### Set exercise
Return each entry exactly, with none missing.
◆ ◆ ◆ ◆ ◆
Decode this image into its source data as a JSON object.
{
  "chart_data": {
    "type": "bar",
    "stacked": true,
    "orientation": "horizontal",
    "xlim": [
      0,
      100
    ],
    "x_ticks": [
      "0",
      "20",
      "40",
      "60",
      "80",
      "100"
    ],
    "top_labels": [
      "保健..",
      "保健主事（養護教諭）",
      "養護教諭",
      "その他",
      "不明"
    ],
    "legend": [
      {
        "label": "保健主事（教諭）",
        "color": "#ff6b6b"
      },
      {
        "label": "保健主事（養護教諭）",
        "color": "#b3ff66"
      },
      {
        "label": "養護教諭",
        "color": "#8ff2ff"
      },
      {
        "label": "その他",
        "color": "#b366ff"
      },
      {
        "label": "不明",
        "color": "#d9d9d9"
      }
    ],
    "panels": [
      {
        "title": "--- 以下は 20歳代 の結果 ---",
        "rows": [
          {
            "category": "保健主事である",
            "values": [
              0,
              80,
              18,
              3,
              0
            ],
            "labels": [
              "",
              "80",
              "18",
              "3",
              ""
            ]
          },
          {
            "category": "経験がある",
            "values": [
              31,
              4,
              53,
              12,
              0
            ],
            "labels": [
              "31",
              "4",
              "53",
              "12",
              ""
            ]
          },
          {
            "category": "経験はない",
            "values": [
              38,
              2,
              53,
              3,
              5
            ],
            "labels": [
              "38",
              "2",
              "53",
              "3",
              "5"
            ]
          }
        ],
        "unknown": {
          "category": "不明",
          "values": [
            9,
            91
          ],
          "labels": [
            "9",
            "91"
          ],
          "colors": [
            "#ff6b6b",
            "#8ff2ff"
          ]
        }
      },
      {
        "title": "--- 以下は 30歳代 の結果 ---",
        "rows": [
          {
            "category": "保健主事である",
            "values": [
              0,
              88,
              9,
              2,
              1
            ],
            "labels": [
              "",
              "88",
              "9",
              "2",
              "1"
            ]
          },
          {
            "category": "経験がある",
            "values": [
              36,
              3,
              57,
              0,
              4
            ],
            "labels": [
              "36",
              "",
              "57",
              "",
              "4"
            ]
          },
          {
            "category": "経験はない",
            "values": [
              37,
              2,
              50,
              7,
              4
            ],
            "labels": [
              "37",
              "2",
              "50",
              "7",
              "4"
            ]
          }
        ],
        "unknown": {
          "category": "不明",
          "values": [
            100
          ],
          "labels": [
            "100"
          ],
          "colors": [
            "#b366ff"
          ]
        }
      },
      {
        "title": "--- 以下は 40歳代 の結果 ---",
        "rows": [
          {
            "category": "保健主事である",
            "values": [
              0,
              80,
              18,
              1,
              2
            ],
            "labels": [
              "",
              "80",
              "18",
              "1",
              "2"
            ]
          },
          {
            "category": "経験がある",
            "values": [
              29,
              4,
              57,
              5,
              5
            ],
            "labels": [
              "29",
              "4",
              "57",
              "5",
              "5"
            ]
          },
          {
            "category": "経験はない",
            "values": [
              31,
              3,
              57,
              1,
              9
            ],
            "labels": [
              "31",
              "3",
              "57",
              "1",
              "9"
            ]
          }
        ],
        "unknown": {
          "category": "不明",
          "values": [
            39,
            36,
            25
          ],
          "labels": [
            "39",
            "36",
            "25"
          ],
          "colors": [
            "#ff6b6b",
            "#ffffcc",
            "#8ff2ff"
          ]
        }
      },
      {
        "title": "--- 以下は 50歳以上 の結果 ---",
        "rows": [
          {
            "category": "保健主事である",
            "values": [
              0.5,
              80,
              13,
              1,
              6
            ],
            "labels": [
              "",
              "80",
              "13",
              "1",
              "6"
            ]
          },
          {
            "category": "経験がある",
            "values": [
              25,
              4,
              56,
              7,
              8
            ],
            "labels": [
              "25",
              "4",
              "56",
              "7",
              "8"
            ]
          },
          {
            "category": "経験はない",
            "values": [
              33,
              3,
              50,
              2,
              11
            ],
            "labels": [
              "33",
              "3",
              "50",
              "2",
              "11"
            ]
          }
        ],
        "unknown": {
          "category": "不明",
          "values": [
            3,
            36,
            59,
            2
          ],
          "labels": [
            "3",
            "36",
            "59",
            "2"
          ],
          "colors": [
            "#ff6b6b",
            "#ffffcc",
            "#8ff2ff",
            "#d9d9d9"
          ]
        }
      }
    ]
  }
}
◆ ◆ ◆ ◆ ◆
### Written response
Decode this image into its source data as a JSON object.
{
  "chart_data": {
    "type": "bar",
    "stacked": true,
    "orientation": "horizontal",
    "xlim": [
      0,
      100
    ],
    "x_ticks": [
      "0",
      "20",
      "40",
      "60",
      "80",
      "100"
    ],
    "top_labels": [
      "保健..",
      "保健主事（養護教諭）",
      "養護教諭",
      "その他",
      "不明"
    ],
    "legend": [
      {
        "label": "保健主事（教諭）",
        "color": "#ff6b6b"
      },
      {
        "label": "保健主事（養護教諭）",
        "color": "#b3ff66"
      },
      {
        "label": "養護教諭",
        "color": "#8ff2ff"
      },
      {
        "label": "その他",
        "color": "#b366ff"
      },
      {
        "label": "不明",
        "color": "#d9d9d9"
      }
    ],
    "panels": [
      {
        "title": "--- 以下は 20歳代 の結果 ---",
        "rows": [
          {
            "category": "保健主事である",
            "values": [
              0,
              80,
              18,
              3,
              0
            ],
            "labels": [
              "",
              "80",
              "18",
              "3",
              ""
            ]
          },
          {
            "category": "経験がある",
            "values": [
              31,
              4,
              53,
              12,
              0
            ],
            "labels": [
              "31",
              "4",
              "53",
              "12",
              ""
            ]
          },
          {
            "category": "経験はない",
            "values": [
              38,
              2,
              53,
              3,
              5
            ],
            "labels": [
              "38",
              "2",
              "53",
              "3",
              "5"
            ]
          }
        ],
        "unknown": {
          "category": "不明",
          "values": [
            9,
            91
          ],
          "labels": [
            "9",
            "91"
          ],
          "colors": [
            "#ff6b6b",
            "#8ff2ff"
          ]
        }
      },
      {
        "title": "--- 以下は 30歳代 の結果 ---",
        "rows": [
          {
            "category": "保健主事である",
            "values": [
              0,
              88,
              9,
              2,
              1
            ],
            "labels": [
              "",
              "88",
              "9",
              "2",
              "1"
            ]
          },
          {
            "category": "経験がある",
            "values": [
              36,
              3,
              57,
              0,
              4
            ],
            "labels": [
              "36",
              "",
              "57",
              "",
              "4"
            ]
          },
          {
            "category": "経験はない",
            "values": [
              37,
              2,
              50,
              7,
              4
            ],
            "labels": [
              "37",
              "2",
              "50",
              "7",
              "4"
            ]
          }
        ],
        "unknown": {
          "category": "不明",
          "values": [
            100
          ],
          "labels": [
            "100"
          ],
          "colors": [
            "#b366ff"
          ]
        }
      },
      {
        "title": "--- 以下は 40歳代 の結果 ---",
        "rows": [
          {
            "category": "保健主事である",
            "values": [
              0,
              80,
              18,
              1,
              2
            ],
            "labels": [
              "",
              "80",
              "18",
              "1",
              "2"
            ]
          },
          {
            "category": "経験がある",
            "values": [
              29,
              4,
              57,
              5,
              5
            ],
            "labels": [
              "29",
              "4",
              "57",
              "5",
              "5"
            ]
          },
          {
            "category": "経験はない",
            "values": [
              31,
              3,
              57,
              1,
              9
            ],
            "labels": [
              "31",
              "3",
              "57",
              "1",
              "9"
            ]
          }
        ],
        "unknown": {
          "category": "不明",
          "values": [
            39,
            36,
            25
          ],
          "labels": [
            "39",
            "36",
            "25"
          ],
          "colors": [
            "#ff6b6b",
            "#ffffcc",
            "#8ff2ff"
          ]
        }
      },
      {
        "title": "--- 以下は 50歳以上 の結果 ---",
        "rows": [
          {
            "category": "保健主事である",
            "values": [
              0.5,
              80,
              13,
              1,
              6
            ],
            "labels": [
              "",
              "80",
              "13",
              "1",
              "6"
            ]
          },
          {
            "category": "経験がある",
            "values": [
              25,
              4,
              56,
              7,
              8
            ],
            "labels": [
              "25",
              "4",
              "56",
              "7",
              "8"
            ]
          },
          {
            "category": "経験はない",
            "values": [
              33,
              3,
              50,
              2,
              11
            ],
            "labels": [
              "33",
              "3",
              "50",
              "2",
              "11"
            ]
          }
        ],
        "unknown": {
          "category": "不明",
          "values": [
            3,
            36,
            59,
            2
          ],
          "labels": [
            "3",
            "36",
            "59",
            "2"
          ],
          "colors": [
            "#ff6b6b",
            "#ffffcc",
            "#8ff2ff",
            "#d9d9d9"
          ]
        }
      }
    ]
  }
}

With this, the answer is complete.